> _WHAT YOU ARE ASKED TO DO_
Set down the whole listing verbatim.

> _MATERIAL TO PROCESS_
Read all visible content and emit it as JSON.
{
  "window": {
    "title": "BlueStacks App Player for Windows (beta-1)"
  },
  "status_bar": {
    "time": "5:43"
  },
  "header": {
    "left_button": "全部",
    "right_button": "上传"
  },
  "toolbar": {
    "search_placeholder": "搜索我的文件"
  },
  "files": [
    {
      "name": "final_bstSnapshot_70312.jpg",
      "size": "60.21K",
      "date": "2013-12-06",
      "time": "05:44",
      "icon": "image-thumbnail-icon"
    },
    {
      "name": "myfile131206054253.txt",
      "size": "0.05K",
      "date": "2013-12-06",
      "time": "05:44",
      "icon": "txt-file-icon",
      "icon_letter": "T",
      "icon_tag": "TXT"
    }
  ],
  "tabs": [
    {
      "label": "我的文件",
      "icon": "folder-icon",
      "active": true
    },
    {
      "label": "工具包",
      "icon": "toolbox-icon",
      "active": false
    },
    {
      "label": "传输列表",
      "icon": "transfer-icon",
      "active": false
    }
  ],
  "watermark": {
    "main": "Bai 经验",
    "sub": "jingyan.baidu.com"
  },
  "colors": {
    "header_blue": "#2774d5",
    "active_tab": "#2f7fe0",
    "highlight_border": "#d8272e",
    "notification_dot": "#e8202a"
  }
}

> _SOLUTION BELOW_
Read all visible content and emit it as JSON.
{
  "window": {
    "title": "BlueStacks App Player for Windows (beta-1)"
  },
  "status_bar": {
    "time": "5:43"
  },
  "header": {
    "left_button": "全部",
    "right_button": "上传"
  },
  "toolbar": {
    "search_placeholder": "搜索我的文件"
  },
  "files": [
    {
      "name": "final_bstSnapshot_70312.jpg",
      "size": "60.21K",
      "date": "2013-12-06",
      "time": "05:44",
      "icon": "image-thumbnail-icon"
    },
    {
      "name": "myfile131206054253.txt",
      "size": "0.05K",
      "date": "2013-12-06",
      "time": "05:44",
      "icon": "txt-file-icon",
      "icon_letter": "T",
      "icon_tag": "TXT"
    }
  ],
  "tabs": [
    {
      "label": "我的文件",
      "icon": "folder-icon",
      "active": true
    },
    {
      "label": "工具包",
      "icon": "toolbox-icon",
      "active": false
    },
    {
      "label": "传输列表",
      "icon": "transfer-icon",
      "active": false
    }
  ],
  "watermark": {
    "main": "Bai 经验",
    "sub": "jingyan.baidu.com"
  },
  "colors": {
    "header_blue": "#2774d5",
    "active_tab": "#2f7fe0",
    "highlight_border": "#d8272e",
    "notification_dot": "#e8202a"
  }
}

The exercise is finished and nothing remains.